## [Brief]
Tell me how many lines hold "настоящего", please, using only the number.

Source records:
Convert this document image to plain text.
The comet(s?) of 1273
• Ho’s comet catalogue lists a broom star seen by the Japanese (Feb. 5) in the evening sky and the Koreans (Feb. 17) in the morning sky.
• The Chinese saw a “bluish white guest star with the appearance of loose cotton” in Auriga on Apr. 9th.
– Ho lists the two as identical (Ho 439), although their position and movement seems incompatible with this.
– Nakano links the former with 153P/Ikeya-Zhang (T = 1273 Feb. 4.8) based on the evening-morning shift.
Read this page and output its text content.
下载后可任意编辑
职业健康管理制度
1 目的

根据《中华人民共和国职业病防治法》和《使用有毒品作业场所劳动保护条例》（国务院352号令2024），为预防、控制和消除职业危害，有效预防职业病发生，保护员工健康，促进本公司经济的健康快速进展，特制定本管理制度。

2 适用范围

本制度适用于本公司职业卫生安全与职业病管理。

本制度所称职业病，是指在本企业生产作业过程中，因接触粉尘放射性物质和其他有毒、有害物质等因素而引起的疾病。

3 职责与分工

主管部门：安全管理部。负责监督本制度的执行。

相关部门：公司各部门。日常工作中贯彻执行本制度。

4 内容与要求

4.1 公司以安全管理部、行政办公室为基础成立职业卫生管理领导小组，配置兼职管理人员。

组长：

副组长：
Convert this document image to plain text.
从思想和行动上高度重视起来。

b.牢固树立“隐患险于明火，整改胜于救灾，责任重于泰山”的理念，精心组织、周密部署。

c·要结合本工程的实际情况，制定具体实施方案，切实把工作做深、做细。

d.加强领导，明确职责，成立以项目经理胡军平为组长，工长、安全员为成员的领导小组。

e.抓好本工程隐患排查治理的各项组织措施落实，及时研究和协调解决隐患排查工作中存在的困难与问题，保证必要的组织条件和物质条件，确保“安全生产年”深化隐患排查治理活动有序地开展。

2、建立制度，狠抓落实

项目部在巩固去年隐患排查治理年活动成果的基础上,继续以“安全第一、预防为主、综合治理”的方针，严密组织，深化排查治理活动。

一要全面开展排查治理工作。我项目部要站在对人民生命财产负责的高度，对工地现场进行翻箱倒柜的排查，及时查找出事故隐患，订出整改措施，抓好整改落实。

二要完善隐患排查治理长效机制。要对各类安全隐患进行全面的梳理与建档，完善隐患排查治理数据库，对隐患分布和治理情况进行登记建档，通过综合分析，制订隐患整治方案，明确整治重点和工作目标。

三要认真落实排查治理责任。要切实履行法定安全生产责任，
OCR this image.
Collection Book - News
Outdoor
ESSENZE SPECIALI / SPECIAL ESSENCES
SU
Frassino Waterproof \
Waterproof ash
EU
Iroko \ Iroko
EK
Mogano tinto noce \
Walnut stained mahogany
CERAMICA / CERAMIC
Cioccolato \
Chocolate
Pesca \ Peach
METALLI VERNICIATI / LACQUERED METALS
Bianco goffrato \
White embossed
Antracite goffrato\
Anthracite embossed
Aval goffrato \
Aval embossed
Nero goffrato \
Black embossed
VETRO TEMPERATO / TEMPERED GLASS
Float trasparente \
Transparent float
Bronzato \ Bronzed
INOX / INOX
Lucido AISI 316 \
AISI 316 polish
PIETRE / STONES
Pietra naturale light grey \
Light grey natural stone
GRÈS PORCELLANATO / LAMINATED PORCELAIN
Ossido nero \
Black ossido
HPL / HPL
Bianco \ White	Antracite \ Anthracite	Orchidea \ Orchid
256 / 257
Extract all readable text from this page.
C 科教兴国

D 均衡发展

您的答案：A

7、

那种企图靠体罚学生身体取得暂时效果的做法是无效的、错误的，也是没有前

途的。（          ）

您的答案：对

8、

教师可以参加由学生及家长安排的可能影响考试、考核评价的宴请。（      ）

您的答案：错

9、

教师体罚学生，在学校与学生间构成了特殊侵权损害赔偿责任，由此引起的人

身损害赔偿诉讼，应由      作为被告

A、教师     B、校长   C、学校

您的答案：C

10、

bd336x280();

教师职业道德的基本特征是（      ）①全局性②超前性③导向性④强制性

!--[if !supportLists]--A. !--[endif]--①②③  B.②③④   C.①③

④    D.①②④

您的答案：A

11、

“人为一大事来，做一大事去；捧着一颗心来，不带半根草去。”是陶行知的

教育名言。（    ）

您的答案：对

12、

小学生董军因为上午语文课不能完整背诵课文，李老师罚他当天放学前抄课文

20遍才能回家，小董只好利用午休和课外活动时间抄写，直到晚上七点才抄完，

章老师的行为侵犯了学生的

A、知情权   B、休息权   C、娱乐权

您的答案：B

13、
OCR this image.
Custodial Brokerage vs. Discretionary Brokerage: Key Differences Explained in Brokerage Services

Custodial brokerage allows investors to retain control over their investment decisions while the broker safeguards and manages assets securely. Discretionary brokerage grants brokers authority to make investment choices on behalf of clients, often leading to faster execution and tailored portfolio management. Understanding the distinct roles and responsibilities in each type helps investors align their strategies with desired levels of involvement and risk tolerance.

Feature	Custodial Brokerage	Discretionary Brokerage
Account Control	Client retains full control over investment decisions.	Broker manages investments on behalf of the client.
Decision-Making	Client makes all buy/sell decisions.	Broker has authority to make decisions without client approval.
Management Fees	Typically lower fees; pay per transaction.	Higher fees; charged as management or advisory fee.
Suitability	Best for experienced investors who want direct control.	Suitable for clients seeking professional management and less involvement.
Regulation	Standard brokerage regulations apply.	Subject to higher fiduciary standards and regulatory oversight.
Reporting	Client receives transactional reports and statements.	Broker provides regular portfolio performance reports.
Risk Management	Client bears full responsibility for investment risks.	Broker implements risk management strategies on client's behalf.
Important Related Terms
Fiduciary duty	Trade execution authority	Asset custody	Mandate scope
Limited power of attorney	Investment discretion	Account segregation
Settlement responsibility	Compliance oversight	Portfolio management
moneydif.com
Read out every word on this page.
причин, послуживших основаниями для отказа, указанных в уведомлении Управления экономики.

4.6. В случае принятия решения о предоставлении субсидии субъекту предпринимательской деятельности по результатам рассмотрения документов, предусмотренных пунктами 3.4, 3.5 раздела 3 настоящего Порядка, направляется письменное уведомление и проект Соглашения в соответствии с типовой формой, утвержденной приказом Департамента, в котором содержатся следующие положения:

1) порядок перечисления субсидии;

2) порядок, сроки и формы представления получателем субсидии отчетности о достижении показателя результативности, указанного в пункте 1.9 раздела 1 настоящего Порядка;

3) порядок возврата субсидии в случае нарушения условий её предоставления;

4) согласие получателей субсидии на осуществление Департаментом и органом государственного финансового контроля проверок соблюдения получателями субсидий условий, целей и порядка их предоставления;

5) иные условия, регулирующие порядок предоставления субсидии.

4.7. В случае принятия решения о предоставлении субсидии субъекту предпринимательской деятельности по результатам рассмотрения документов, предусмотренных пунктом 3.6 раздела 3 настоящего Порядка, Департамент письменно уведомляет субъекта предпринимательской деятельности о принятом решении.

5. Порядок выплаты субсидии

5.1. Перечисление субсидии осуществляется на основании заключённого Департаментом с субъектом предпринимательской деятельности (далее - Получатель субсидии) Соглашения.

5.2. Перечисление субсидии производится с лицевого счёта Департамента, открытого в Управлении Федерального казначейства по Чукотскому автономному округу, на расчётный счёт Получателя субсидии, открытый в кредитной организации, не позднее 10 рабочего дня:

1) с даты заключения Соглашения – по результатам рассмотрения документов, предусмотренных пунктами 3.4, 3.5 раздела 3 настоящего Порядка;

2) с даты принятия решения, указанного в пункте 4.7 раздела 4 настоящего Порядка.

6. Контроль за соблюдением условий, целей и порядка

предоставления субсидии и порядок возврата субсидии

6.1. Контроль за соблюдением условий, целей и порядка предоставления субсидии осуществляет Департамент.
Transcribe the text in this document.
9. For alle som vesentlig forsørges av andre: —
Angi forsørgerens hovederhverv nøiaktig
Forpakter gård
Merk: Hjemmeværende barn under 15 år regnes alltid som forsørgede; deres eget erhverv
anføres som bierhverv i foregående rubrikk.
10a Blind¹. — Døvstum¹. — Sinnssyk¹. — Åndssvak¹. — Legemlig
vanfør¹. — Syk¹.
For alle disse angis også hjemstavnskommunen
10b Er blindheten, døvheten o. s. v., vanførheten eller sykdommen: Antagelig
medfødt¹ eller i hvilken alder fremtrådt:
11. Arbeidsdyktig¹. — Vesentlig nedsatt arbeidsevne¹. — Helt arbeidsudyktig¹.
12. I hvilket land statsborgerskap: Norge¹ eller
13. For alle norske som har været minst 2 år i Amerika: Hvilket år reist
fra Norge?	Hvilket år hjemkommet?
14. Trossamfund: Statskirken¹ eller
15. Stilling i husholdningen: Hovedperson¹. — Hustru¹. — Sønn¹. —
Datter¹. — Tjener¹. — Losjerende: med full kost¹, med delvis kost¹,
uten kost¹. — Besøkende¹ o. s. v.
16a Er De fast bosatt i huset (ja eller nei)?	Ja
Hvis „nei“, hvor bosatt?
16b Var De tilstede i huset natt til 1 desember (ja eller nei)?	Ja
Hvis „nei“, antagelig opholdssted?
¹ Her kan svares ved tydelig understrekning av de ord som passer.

## [Task answer]
5